#### [STATED GOAL]
Copy every record below exactly as written, but leave out the pictures.

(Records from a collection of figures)
▶

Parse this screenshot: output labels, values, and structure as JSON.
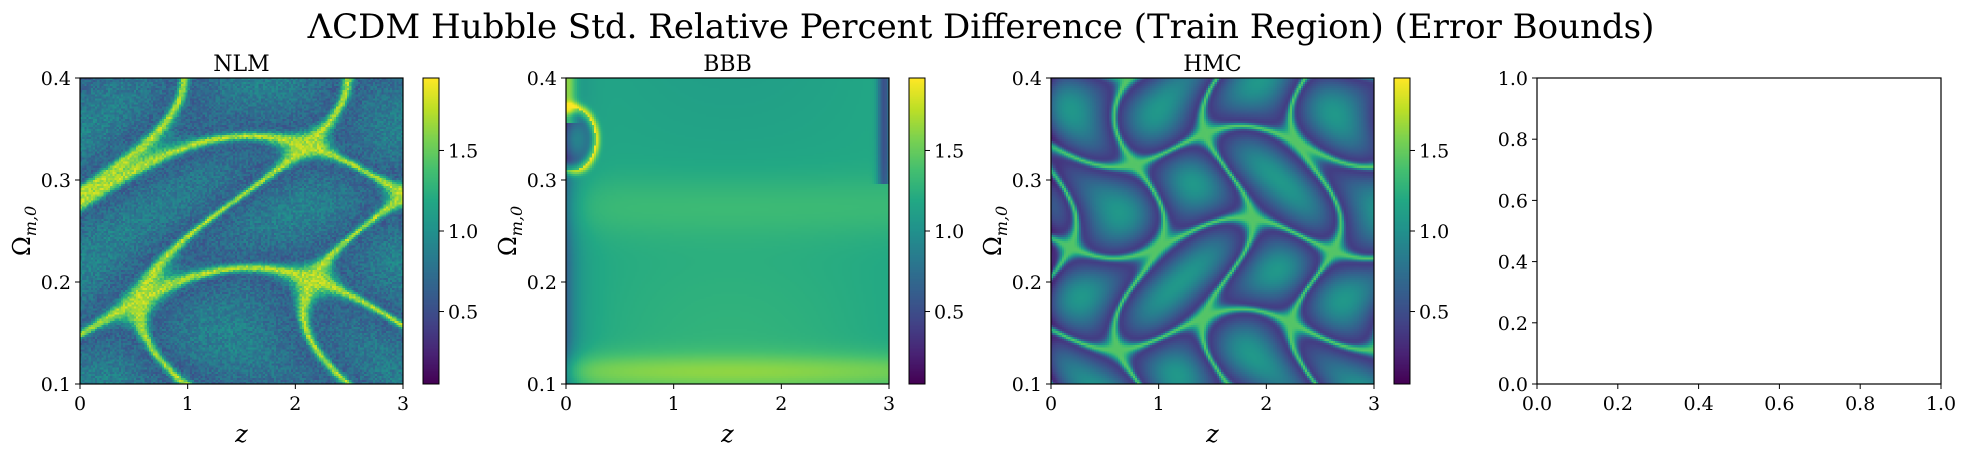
{
  "figure": {
    "title": "ΛCDM Hubble Std. Relative Percent Difference (Train Region) (Error Bounds)"
  },
  "chart_data": [
    {
      "type": "heatmap",
      "title": "NLM",
      "xlabel": "z",
      "ylabel": "Ω_{m,0}",
      "xlim": [
        0,
        3
      ],
      "ylim": [
        0.1,
        0.4
      ],
      "x_ticks": [
        "0",
        "1",
        "2",
        "3"
      ],
      "y_ticks": [
        "0.1",
        "0.2",
        "0.3",
        "0.4"
      ],
      "colorbar": {
        "range": [
          0.05,
          1.95
        ],
        "ticks": [
          "0.5",
          "1.0",
          "1.5"
        ],
        "colormap": "viridis"
      },
      "pattern": "noisy-curved-bands"
    },
    {
      "type": "heatmap",
      "title": "BBB",
      "xlabel": "z",
      "ylabel": "Ω_{m,0}",
      "xlim": [
        0,
        3
      ],
      "ylim": [
        0.1,
        0.4
      ],
      "x_ticks": [
        "0",
        "1",
        "2",
        "3"
      ],
      "y_ticks": [
        "0.1",
        "0.2",
        "0.3",
        "0.4"
      ],
      "colorbar": {
        "range": [
          0.05,
          1.95
        ],
        "ticks": [
          "0.5",
          "1.0",
          "1.5"
        ],
        "colormap": "viridis"
      },
      "pattern": "smooth-mostly-flat"
    },
    {
      "type": "heatmap",
      "title": "HMC",
      "xlabel": "z",
      "ylabel": "Ω_{m,0}",
      "xlim": [
        0,
        3
      ],
      "ylim": [
        0.1,
        0.4
      ],
      "x_ticks": [
        "0",
        "1",
        "2",
        "3"
      ],
      "y_ticks": [
        "0.1",
        "0.2",
        "0.3",
        "0.4"
      ],
      "colorbar": {
        "range": [
          0.05,
          1.95
        ],
        "ticks": [
          "0.5",
          "1.0",
          "1.5"
        ],
        "colormap": "viridis"
      },
      "pattern": "oscillatory-grid"
    },
    {
      "type": "empty",
      "title": "",
      "xlim": [
        0,
        1
      ],
      "ylim": [
        0,
        1
      ],
      "x_ticks": [
        "0.0",
        "0.2",
        "0.4",
        "0.6",
        "0.8",
        "1.0"
      ],
      "y_ticks": [
        "0.0",
        "0.2",
        "0.4",
        "0.6",
        "0.8",
        "1.0"
      ]
    }
  ]
}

◀

#### [THE ANSWER]
Parse this screenshot: output labels, values, and structure as JSON.
{
  "figure": {
    "title": "ΛCDM Hubble Std. Relative Percent Difference (Train Region) (Error Bounds)"
  },
  "chart_data": [
    {
      "type": "heatmap",
      "title": "NLM",
      "xlabel": "z",
      "ylabel": "Ω_{m,0}",
      "xlim": [
        0,
        3
      ],
      "ylim": [
        0.1,
        0.4
      ],
      "x_ticks": [
        "0",
        "1",
        "2",
        "3"
      ],
      "y_ticks": [
        "0.1",
        "0.2",
        "0.3",
        "0.4"
      ],
      "colorbar": {
        "range": [
          0.05,
          1.95
        ],
        "ticks": [
          "0.5",
          "1.0",
          "1.5"
        ],
        "colormap": "viridis"
      },
      "pattern": "noisy-curved-bands"
    },
    {
      "type": "heatmap",
      "title": "BBB",
      "xlabel": "z",
      "ylabel": "Ω_{m,0}",
      "xlim": [
        0,
        3
      ],
      "ylim": [
        0.1,
        0.4
      ],
      "x_ticks": [
        "0",
        "1",
        "2",
        "3"
      ],
      "y_ticks": [
        "0.1",
        "0.2",
        "0.3",
        "0.4"
      ],
      "colorbar": {
        "range": [
          0.05,
          1.95
        ],
        "ticks": [
          "0.5",
          "1.0",
          "1.5"
        ],
        "colormap": "viridis"
      },
      "pattern": "smooth-mostly-flat"
    },
    {
      "type": "heatmap",
      "title": "HMC",
      "xlabel": "z",
      "ylabel": "Ω_{m,0}",
      "xlim": [
        0,
        3
      ],
      "ylim": [
        0.1,
        0.4
      ],
      "x_ticks": [
        "0",
        "1",
        "2",
        "3"
      ],
      "y_ticks": [
        "0.1",
        "0.2",
        "0.3",
        "0.4"
      ],
      "colorbar": {
        "range": [
          0.05,
          1.95
        ],
        "ticks": [
          "0.5",
          "1.0",
          "1.5"
        ],
        "colormap": "viridis"
      },
      "pattern": "oscillatory-grid"
    },
    {
      "type": "empty",
      "title": "",
      "xlim": [
        0,
        1
      ],
      "ylim": [
        0,
        1
      ],
      "x_ticks": [
        "0.0",
        "0.2",
        "0.4",
        "0.6",
        "0.8",
        "1.0"
      ],
      "y_ticks": [
        "0.0",
        "0.2",
        "0.4",
        "0.6",
        "0.8",
        "1.0"
      ]
    }
  ]
}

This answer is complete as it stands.